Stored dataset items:
----------

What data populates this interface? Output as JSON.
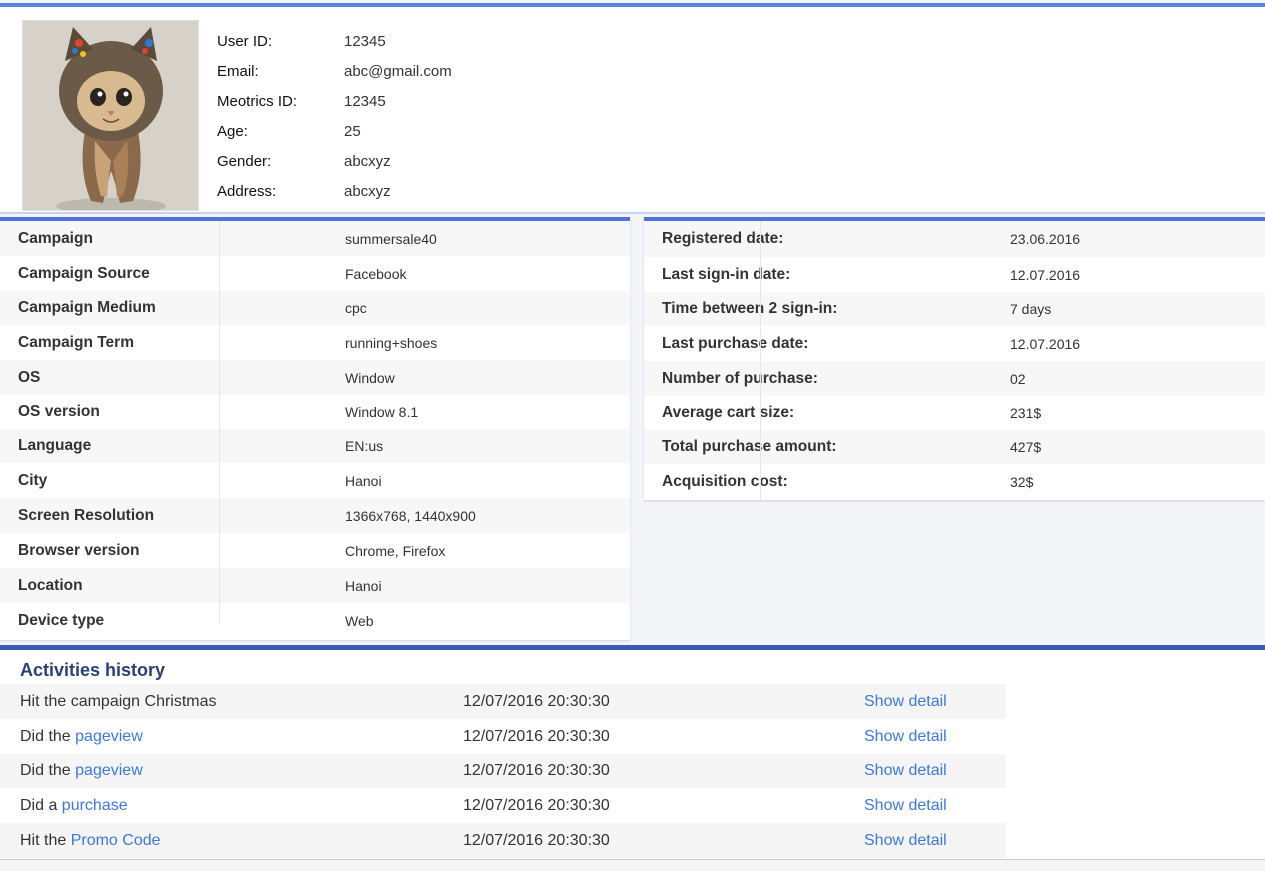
{
  "profile": {
    "fields": [
      {
        "label": "User ID:",
        "value": "12345"
      },
      {
        "label": "Email:",
        "value": "abc@gmail.com"
      },
      {
        "label": "Meotrics ID:",
        "value": "12345"
      },
      {
        "label": "Age:",
        "value": "25"
      },
      {
        "label": "Gender:",
        "value": "abcxyz"
      },
      {
        "label": "Address:",
        "value": "abcxyz"
      }
    ]
  },
  "campaign_info": [
    {
      "label": "Campaign",
      "value": "summersale40"
    },
    {
      "label": "Campaign Source",
      "value": "Facebook"
    },
    {
      "label": "Campaign Medium",
      "value": "cpc"
    },
    {
      "label": "Campaign Term",
      "value": "running+shoes"
    },
    {
      "label": "OS",
      "value": "Window"
    },
    {
      "label": "OS version",
      "value": "Window 8.1"
    },
    {
      "label": "Language",
      "value": "EN:us"
    },
    {
      "label": "City",
      "value": "Hanoi"
    },
    {
      "label": "Screen Resolution",
      "value": "1366x768, 1440x900"
    },
    {
      "label": "Browser version",
      "value": "Chrome, Firefox"
    },
    {
      "label": "Location",
      "value": "Hanoi"
    },
    {
      "label": "Device type",
      "value": "Web"
    }
  ],
  "purchase_info": [
    {
      "label": "Registered date:",
      "value": "23.06.2016"
    },
    {
      "label": "Last sign-in date:",
      "value": "12.07.2016"
    },
    {
      "label": "Time between 2 sign-in:",
      "value": "7 days"
    },
    {
      "label": "Last purchase date:",
      "value": "12.07.2016"
    },
    {
      "label": "Number of purchase:",
      "value": "02"
    },
    {
      "label": "Average cart size:",
      "value": "231$"
    },
    {
      "label": "Total purchase amount:",
      "value": "427$"
    },
    {
      "label": "Acquisition cost:",
      "value": "32$"
    }
  ],
  "activities": {
    "title": "Activities history",
    "items": [
      {
        "prefix": "Hit the campaign Christmas",
        "link": "",
        "time": "12/07/2016 20:30:30",
        "detail": "Show detail"
      },
      {
        "prefix": "Did the ",
        "link": "pageview",
        "time": "12/07/2016 20:30:30",
        "detail": "Show detail"
      },
      {
        "prefix": "Did the ",
        "link": "pageview",
        "time": "12/07/2016 20:30:30",
        "detail": "Show detail"
      },
      {
        "prefix": "Did a ",
        "link": "purchase",
        "time": "12/07/2016 20:30:30",
        "detail": "Show detail"
      },
      {
        "prefix": "Hit the ",
        "link": "Promo Code",
        "time": "12/07/2016 20:30:30",
        "detail": "Show detail"
      }
    ]
  },
  "colors": {
    "accent": "#4f73d8",
    "link": "#3b78e7",
    "heading": "#2b3f7a"
  }
}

----------

[Written instruction] From the material above, reproduce everything verbatim except the pictures.

[The result]
What data populates this interface? Output as JSON.
{
  "profile": {
    "fields": [
      {
        "label": "User ID:",
        "value": "12345"
      },
      {
        "label": "Email:",
        "value": "abc@gmail.com"
      },
      {
        "label": "Meotrics ID:",
        "value": "12345"
      },
      {
        "label": "Age:",
        "value": "25"
      },
      {
        "label": "Gender:",
        "value": "abcxyz"
      },
      {
        "label": "Address:",
        "value": "abcxyz"
      }
    ]
  },
  "campaign_info": [
    {
      "label": "Campaign",
      "value": "summersale40"
    },
    {
      "label": "Campaign Source",
      "value": "Facebook"
    },
    {
      "label": "Campaign Medium",
      "value": "cpc"
    },
    {
      "label": "Campaign Term",
      "value": "running+shoes"
    },
    {
      "label": "OS",
      "value": "Window"
    },
    {
      "label": "OS version",
      "value": "Window 8.1"
    },
    {
      "label": "Language",
      "value": "EN:us"
    },
    {
      "label": "City",
      "value": "Hanoi"
    },
    {
      "label": "Screen Resolution",
      "value": "1366x768, 1440x900"
    },
    {
      "label": "Browser version",
      "value": "Chrome, Firefox"
    },
    {
      "label": "Location",
      "value": "Hanoi"
    },
    {
      "label": "Device type",
      "value": "Web"
    }
  ],
  "purchase_info": [
    {
      "label": "Registered date:",
      "value": "23.06.2016"
    },
    {
      "label": "Last sign-in date:",
      "value": "12.07.2016"
    },
    {
      "label": "Time between 2 sign-in:",
      "value": "7 days"
    },
    {
      "label": "Last purchase date:",
      "value": "12.07.2016"
    },
    {
      "label": "Number of purchase:",
      "value": "02"
    },
    {
      "label": "Average cart size:",
      "value": "231$"
    },
    {
      "label": "Total purchase amount:",
      "value": "427$"
    },
    {
      "label": "Acquisition cost:",
      "value": "32$"
    }
  ],
  "activities": {
    "title": "Activities history",
    "items": [
      {
        "prefix": "Hit the campaign Christmas",
        "link": "",
        "time": "12/07/2016 20:30:30",
        "detail": "Show detail"
      },
      {
        "prefix": "Did the ",
        "link": "pageview",
        "time": "12/07/2016 20:30:30",
        "detail": "Show detail"
      },
      {
        "prefix": "Did the ",
        "link": "pageview",
        "time": "12/07/2016 20:30:30",
        "detail": "Show detail"
      },
      {
        "prefix": "Did a ",
        "link": "purchase",
        "time": "12/07/2016 20:30:30",
        "detail": "Show detail"
      },
      {
        "prefix": "Hit the ",
        "link": "Promo Code",
        "time": "12/07/2016 20:30:30",
        "detail": "Show detail"
      }
    ]
  },
  "colors": {
    "accent": "#4f73d8",
    "link": "#3b78e7",
    "heading": "#2b3f7a"
  }
}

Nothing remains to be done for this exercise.